Dataset entries
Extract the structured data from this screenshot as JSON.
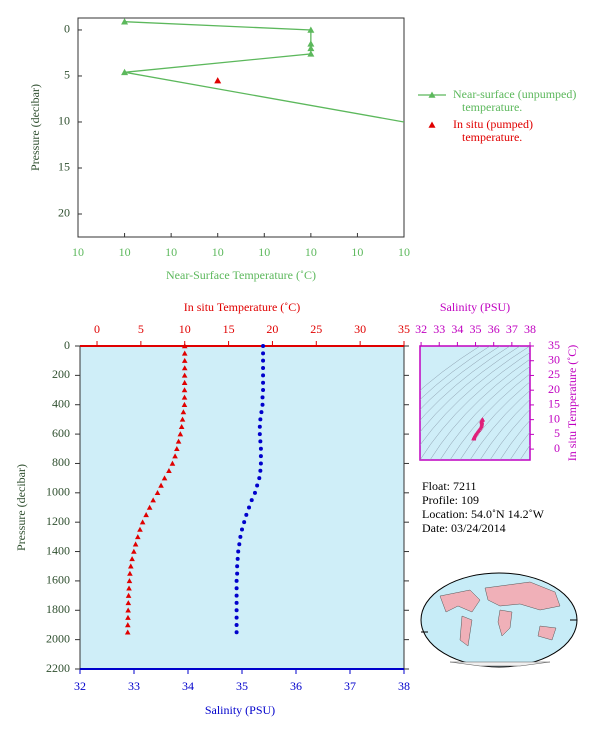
{
  "chart_data": [
    {
      "type": "line",
      "xlabel": "Near-Surface Temperature (˚C)",
      "ylabel": "Pressure (decibar)",
      "xlim": [
        9.7,
        10.4
      ],
      "ylim": [
        22.5,
        -1.3
      ],
      "xticks": [
        {
          "value": 9.7,
          "label": "10"
        },
        {
          "value": 9.8,
          "label": "10"
        },
        {
          "value": 9.9,
          "label": "10"
        },
        {
          "value": 10.0,
          "label": "10"
        },
        {
          "value": 10.1,
          "label": "10"
        },
        {
          "value": 10.2,
          "label": "10"
        },
        {
          "value": 10.3,
          "label": "10"
        },
        {
          "value": 10.4,
          "label": "10"
        }
      ],
      "yticks": [
        0,
        5,
        10,
        15,
        20
      ],
      "series": [
        {
          "name": "Near-surface (unpumped) temperature.",
          "color": "#5cb85c",
          "x": [
            9.8,
            10.2,
            10.2,
            10.2,
            10.2,
            9.8,
            10.4
          ],
          "values": [
            -0.9,
            0,
            1.5,
            2.0,
            2.6,
            4.6,
            10
          ]
        },
        {
          "name": "In situ (pumped) temperature.",
          "color": "#e00000",
          "x": [
            10.0
          ],
          "values": [
            5.5
          ]
        }
      ]
    },
    {
      "type": "profile",
      "xlabel": "Salinity (PSU)",
      "x2label": "In situ Temperature (˚C)",
      "ylabel": "Pressure (decibar)",
      "xlim": [
        32,
        38
      ],
      "x2lim": [
        -1.94,
        35
      ],
      "ylim": [
        2200,
        0
      ],
      "xticks": [
        32,
        33,
        34,
        35,
        36,
        37,
        38
      ],
      "x2ticks": [
        0,
        5,
        10,
        15,
        20,
        25,
        30,
        35
      ],
      "yticks": [
        0,
        200,
        400,
        600,
        800,
        1000,
        1200,
        1400,
        1600,
        1800,
        2000,
        2200
      ],
      "y": [
        0,
        50,
        100,
        150,
        200,
        250,
        300,
        350,
        400,
        450,
        500,
        550,
        600,
        650,
        700,
        750,
        800,
        850,
        900,
        950,
        1000,
        1050,
        1100,
        1150,
        1200,
        1250,
        1300,
        1350,
        1400,
        1450,
        1500,
        1550,
        1600,
        1650,
        1700,
        1750,
        1800,
        1850,
        1900,
        1950
      ],
      "series": [
        {
          "name": "In situ Temperature",
          "color": "#e00000",
          "axis": "x2",
          "values": [
            10.0,
            10.0,
            10.0,
            10.0,
            9.99,
            9.99,
            9.98,
            9.98,
            9.97,
            9.85,
            9.75,
            9.65,
            9.5,
            9.3,
            9.1,
            8.9,
            8.6,
            8.2,
            7.7,
            7.3,
            6.9,
            6.4,
            6.0,
            5.6,
            5.2,
            4.9,
            4.65,
            4.4,
            4.2,
            4.0,
            3.85,
            3.75,
            3.7,
            3.65,
            3.6,
            3.57,
            3.55,
            3.53,
            3.51,
            3.5
          ]
        },
        {
          "name": "Salinity",
          "color": "#0000cc",
          "values": [
            35.39,
            35.39,
            35.39,
            35.39,
            35.39,
            35.39,
            35.39,
            35.38,
            35.38,
            35.36,
            35.34,
            35.33,
            35.33,
            35.34,
            35.35,
            35.35,
            35.35,
            35.34,
            35.32,
            35.28,
            35.24,
            35.18,
            35.13,
            35.08,
            35.04,
            35.0,
            34.97,
            34.95,
            34.93,
            34.92,
            34.91,
            34.91,
            34.9,
            34.9,
            34.9,
            34.9,
            34.9,
            34.9,
            34.9,
            34.9
          ]
        }
      ]
    },
    {
      "type": "ts",
      "xlabel": "Salinity (PSU)",
      "ylabel": "In situ Temperature (˚C)",
      "color": "#e0207a",
      "xlim": [
        31.94,
        38
      ],
      "ylim": [
        -3.7,
        35
      ],
      "xticks": [
        32,
        33,
        34,
        35,
        36,
        37,
        38
      ],
      "yticks": [
        0,
        5,
        10,
        15,
        20,
        25,
        30,
        35
      ]
    }
  ],
  "float_info": {
    "float": "Float:  7211",
    "profile": "Profile:  109",
    "location": "Location:  54.0˚N  14.2˚W",
    "date": "Date:  03/24/2014"
  }
}
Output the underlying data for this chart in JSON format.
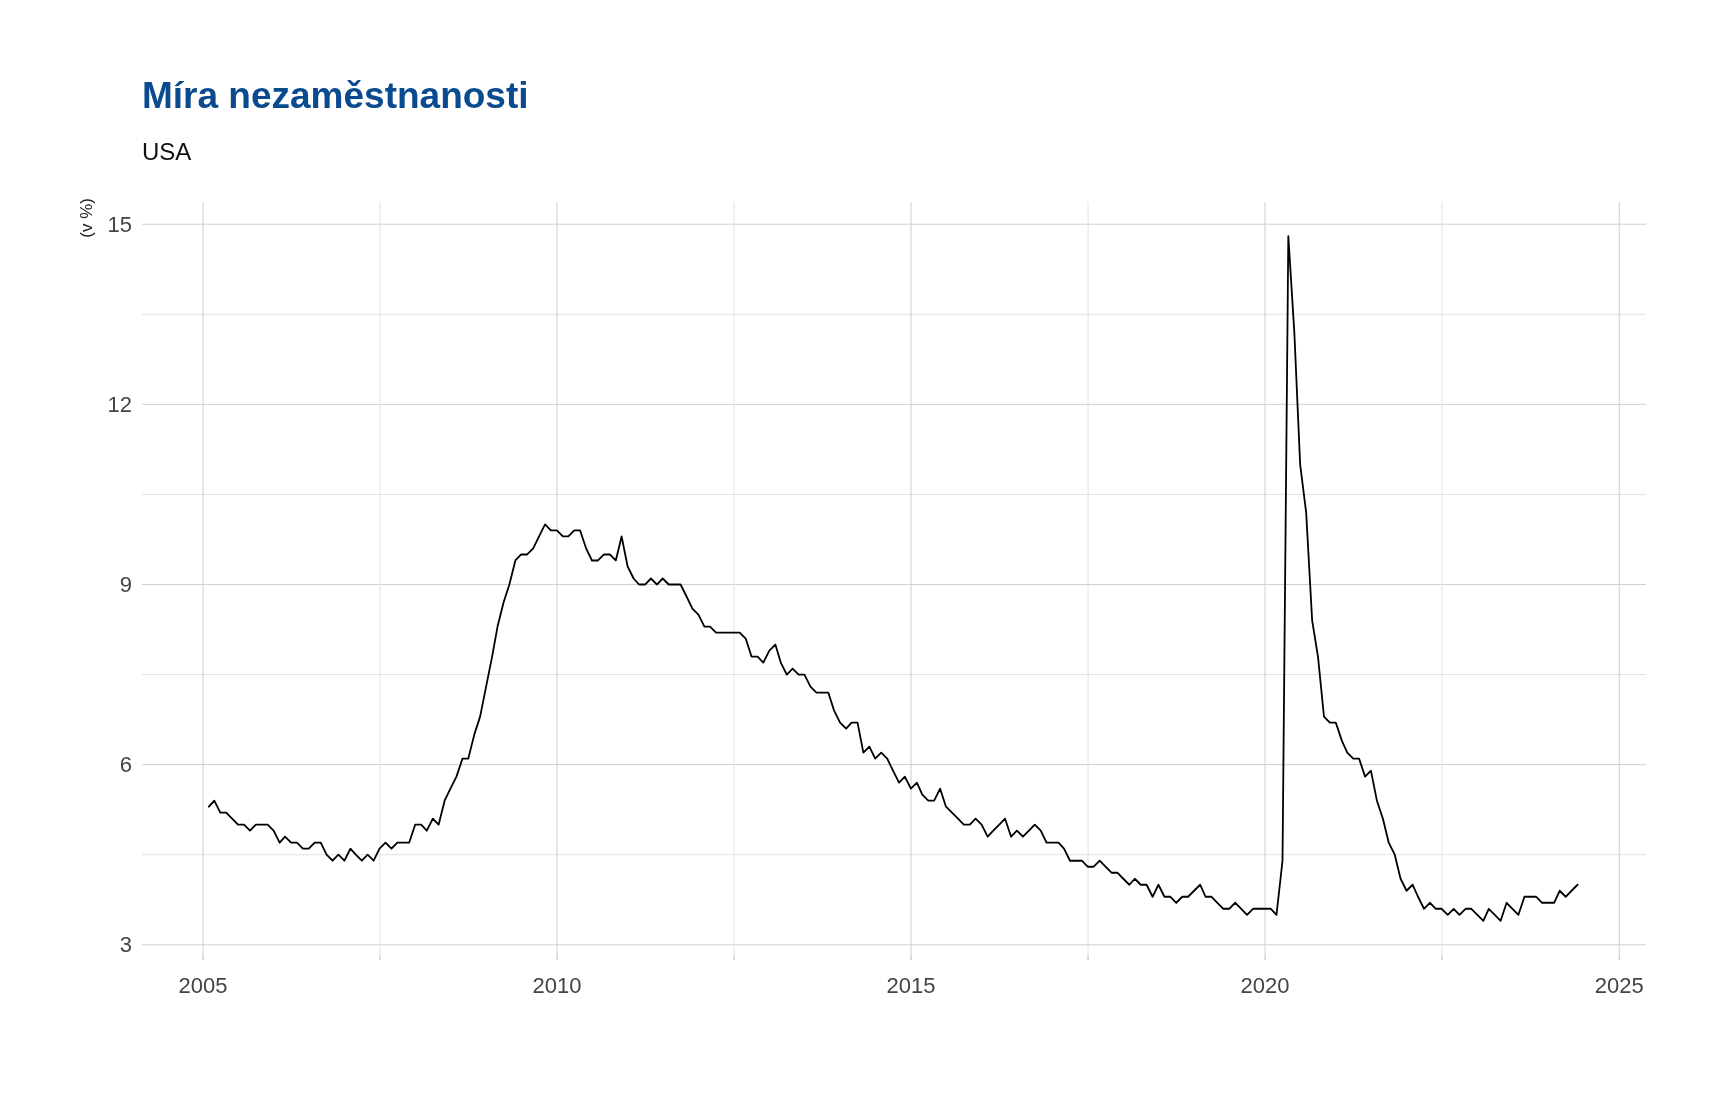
{
  "chart_data": {
    "type": "line",
    "title": "Míra nezaměstnanosti",
    "subtitle": "USA",
    "ylabel": "(v %)",
    "grid": true,
    "marker": "none",
    "line_style": "solid",
    "xlim": [
      "2004-02-21",
      "2025-05-19"
    ],
    "xticks": [
      "2005",
      {
        "value": "2007-07-02",
        "label": null
      },
      "2010",
      {
        "value": "2012-07-02",
        "label": null
      },
      "2015",
      {
        "value": "2017-07-02",
        "label": null
      },
      "2020",
      {
        "value": "2022-07-02",
        "label": null
      },
      "2025"
    ],
    "ylim": [
      2.83,
      15.37
    ],
    "yticks": [
      3,
      {
        "value": 4.5,
        "label": null
      },
      6,
      {
        "value": 7.5,
        "label": null
      },
      9,
      {
        "value": 10.5,
        "label": null
      },
      12,
      {
        "value": 13.5,
        "label": null
      },
      15
    ],
    "x": [
      "2005-01-31",
      "2005-02-28",
      "2005-03-31",
      "2005-04-30",
      "2005-05-31",
      "2005-06-30",
      "2005-07-31",
      "2005-08-31",
      "2005-09-30",
      "2005-10-31",
      "2005-11-30",
      "2005-12-31",
      "2006-01-31",
      "2006-02-28",
      "2006-03-31",
      "2006-04-30",
      "2006-05-31",
      "2006-06-30",
      "2006-07-31",
      "2006-08-31",
      "2006-09-30",
      "2006-10-31",
      "2006-11-30",
      "2006-12-31",
      "2007-01-31",
      "2007-02-28",
      "2007-03-31",
      "2007-04-30",
      "2007-05-31",
      "2007-06-30",
      "2007-07-31",
      "2007-08-31",
      "2007-09-30",
      "2007-10-31",
      "2007-11-30",
      "2007-12-31",
      "2008-01-31",
      "2008-02-29",
      "2008-03-31",
      "2008-04-30",
      "2008-05-31",
      "2008-06-30",
      "2008-07-31",
      "2008-08-31",
      "2008-09-30",
      "2008-10-31",
      "2008-11-30",
      "2008-12-31",
      "2009-01-31",
      "2009-02-28",
      "2009-03-31",
      "2009-04-30",
      "2009-05-31",
      "2009-06-30",
      "2009-07-31",
      "2009-08-31",
      "2009-09-30",
      "2009-10-31",
      "2009-11-30",
      "2009-12-31",
      "2010-01-31",
      "2010-02-28",
      "2010-03-31",
      "2010-04-30",
      "2010-05-31",
      "2010-06-30",
      "2010-07-31",
      "2010-08-31",
      "2010-09-30",
      "2010-10-31",
      "2010-11-30",
      "2010-12-31",
      "2011-01-31",
      "2011-02-28",
      "2011-03-31",
      "2011-04-30",
      "2011-05-31",
      "2011-06-30",
      "2011-07-31",
      "2011-08-31",
      "2011-09-30",
      "2011-10-31",
      "2011-11-30",
      "2011-12-31",
      "2012-01-31",
      "2012-02-29",
      "2012-03-31",
      "2012-04-30",
      "2012-05-31",
      "2012-06-30",
      "2012-07-31",
      "2012-08-31",
      "2012-09-30",
      "2012-10-31",
      "2012-11-30",
      "2012-12-31",
      "2013-01-31",
      "2013-02-28",
      "2013-03-31",
      "2013-04-30",
      "2013-05-31",
      "2013-06-30",
      "2013-07-31",
      "2013-08-31",
      "2013-09-30",
      "2013-10-31",
      "2013-11-30",
      "2013-12-31",
      "2014-01-31",
      "2014-02-28",
      "2014-03-31",
      "2014-04-30",
      "2014-05-31",
      "2014-06-30",
      "2014-07-31",
      "2014-08-31",
      "2014-09-30",
      "2014-10-31",
      "2014-11-30",
      "2014-12-31",
      "2015-01-31",
      "2015-02-28",
      "2015-03-31",
      "2015-04-30",
      "2015-05-31",
      "2015-06-30",
      "2015-07-31",
      "2015-08-31",
      "2015-09-30",
      "2015-10-31",
      "2015-11-30",
      "2015-12-31",
      "2016-01-31",
      "2016-02-29",
      "2016-03-31",
      "2016-04-30",
      "2016-05-31",
      "2016-06-30",
      "2016-07-31",
      "2016-08-31",
      "2016-09-30",
      "2016-10-31",
      "2016-11-30",
      "2016-12-31",
      "2017-01-31",
      "2017-02-28",
      "2017-03-31",
      "2017-04-30",
      "2017-05-31",
      "2017-06-30",
      "2017-07-31",
      "2017-08-31",
      "2017-09-30",
      "2017-10-31",
      "2017-11-30",
      "2017-12-31",
      "2018-01-31",
      "2018-02-28",
      "2018-03-31",
      "2018-04-30",
      "2018-05-31",
      "2018-06-30",
      "2018-07-31",
      "2018-08-31",
      "2018-09-30",
      "2018-10-31",
      "2018-11-30",
      "2018-12-31",
      "2019-01-31",
      "2019-02-28",
      "2019-03-31",
      "2019-04-30",
      "2019-05-31",
      "2019-06-30",
      "2019-07-31",
      "2019-08-31",
      "2019-09-30",
      "2019-10-31",
      "2019-11-30",
      "2019-12-31",
      "2020-01-31",
      "2020-02-29",
      "2020-03-31",
      "2020-04-30",
      "2020-05-31",
      "2020-06-30",
      "2020-07-31",
      "2020-08-31",
      "2020-09-30",
      "2020-10-31",
      "2020-11-30",
      "2020-12-31",
      "2021-01-31",
      "2021-02-28",
      "2021-03-31",
      "2021-04-30",
      "2021-05-31",
      "2021-06-30",
      "2021-07-31",
      "2021-08-31",
      "2021-09-30",
      "2021-10-31",
      "2021-11-30",
      "2021-12-31",
      "2022-01-31",
      "2022-02-28",
      "2022-03-31",
      "2022-04-30",
      "2022-05-31",
      "2022-06-30",
      "2022-07-31",
      "2022-08-31",
      "2022-09-30",
      "2022-10-31",
      "2022-11-30",
      "2022-12-31",
      "2023-01-31",
      "2023-02-28",
      "2023-03-31",
      "2023-04-30",
      "2023-05-31",
      "2023-06-30",
      "2023-07-31",
      "2023-08-31",
      "2023-09-30",
      "2023-10-31",
      "2023-11-30",
      "2023-12-31",
      "2024-01-31",
      "2024-02-29",
      "2024-03-31",
      "2024-04-30",
      "2024-05-31"
    ],
    "series": [
      {
        "color": "#000000",
        "values": [
          5.3,
          5.4,
          5.2,
          5.2,
          5.1,
          5.0,
          5.0,
          4.9,
          5.0,
          5.0,
          5.0,
          4.9,
          4.7,
          4.8,
          4.7,
          4.7,
          4.6,
          4.6,
          4.7,
          4.7,
          4.5,
          4.4,
          4.5,
          4.4,
          4.6,
          4.5,
          4.4,
          4.5,
          4.4,
          4.6,
          4.7,
          4.6,
          4.7,
          4.7,
          4.7,
          5.0,
          5.0,
          4.9,
          5.1,
          5.0,
          5.4,
          5.6,
          5.8,
          6.1,
          6.1,
          6.5,
          6.8,
          7.3,
          7.8,
          8.3,
          8.7,
          9.0,
          9.4,
          9.5,
          9.5,
          9.6,
          9.8,
          10.0,
          9.9,
          9.9,
          9.8,
          9.8,
          9.9,
          9.9,
          9.6,
          9.4,
          9.4,
          9.5,
          9.5,
          9.4,
          9.8,
          9.3,
          9.1,
          9.0,
          9.0,
          9.1,
          9.0,
          9.1,
          9.0,
          9.0,
          9.0,
          8.8,
          8.6,
          8.5,
          8.3,
          8.3,
          8.2,
          8.2,
          8.2,
          8.2,
          8.2,
          8.1,
          7.8,
          7.8,
          7.7,
          7.9,
          8.0,
          7.7,
          7.5,
          7.6,
          7.5,
          7.5,
          7.3,
          7.2,
          7.2,
          7.2,
          6.9,
          6.7,
          6.6,
          6.7,
          6.7,
          6.2,
          6.3,
          6.1,
          6.2,
          6.1,
          5.9,
          5.7,
          5.8,
          5.6,
          5.7,
          5.5,
          5.4,
          5.4,
          5.6,
          5.3,
          5.2,
          5.1,
          5.0,
          5.0,
          5.1,
          5.0,
          4.8,
          4.9,
          5.0,
          5.1,
          4.8,
          4.9,
          4.8,
          4.9,
          5.0,
          4.9,
          4.7,
          4.7,
          4.7,
          4.6,
          4.4,
          4.4,
          4.4,
          4.3,
          4.3,
          4.4,
          4.3,
          4.2,
          4.2,
          4.1,
          4.0,
          4.1,
          4.0,
          4.0,
          3.8,
          4.0,
          3.8,
          3.8,
          3.7,
          3.8,
          3.8,
          3.9,
          4.0,
          3.8,
          3.8,
          3.7,
          3.6,
          3.6,
          3.7,
          3.6,
          3.5,
          3.6,
          3.6,
          3.6,
          3.6,
          3.5,
          4.4,
          14.8,
          13.2,
          11.0,
          10.2,
          8.4,
          7.8,
          6.8,
          6.7,
          6.7,
          6.4,
          6.2,
          6.1,
          6.1,
          5.8,
          5.9,
          5.4,
          5.1,
          4.7,
          4.5,
          4.1,
          3.9,
          4.0,
          3.8,
          3.6,
          3.7,
          3.6,
          3.6,
          3.5,
          3.6,
          3.5,
          3.6,
          3.6,
          3.5,
          3.4,
          3.6,
          3.5,
          3.4,
          3.7,
          3.6,
          3.5,
          3.8,
          3.8,
          3.8,
          3.7,
          3.7,
          3.7,
          3.9,
          3.8,
          3.9,
          4.0
        ]
      }
    ]
  }
}
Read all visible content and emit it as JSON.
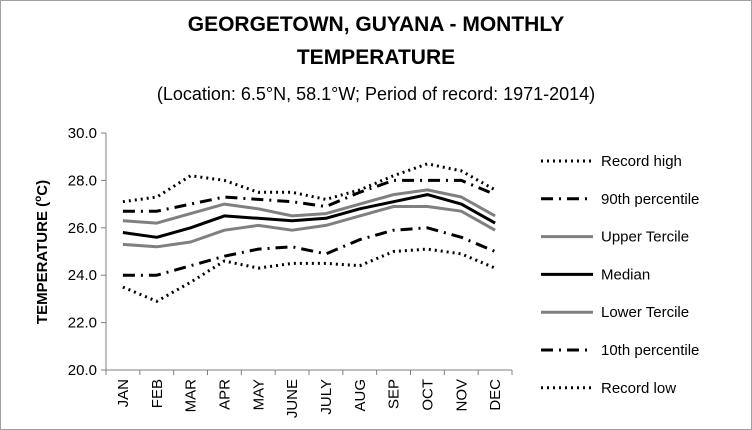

Problem statement: Tally the lines of the listing that include "Near". Reply with nothing but the count.

Output below: 2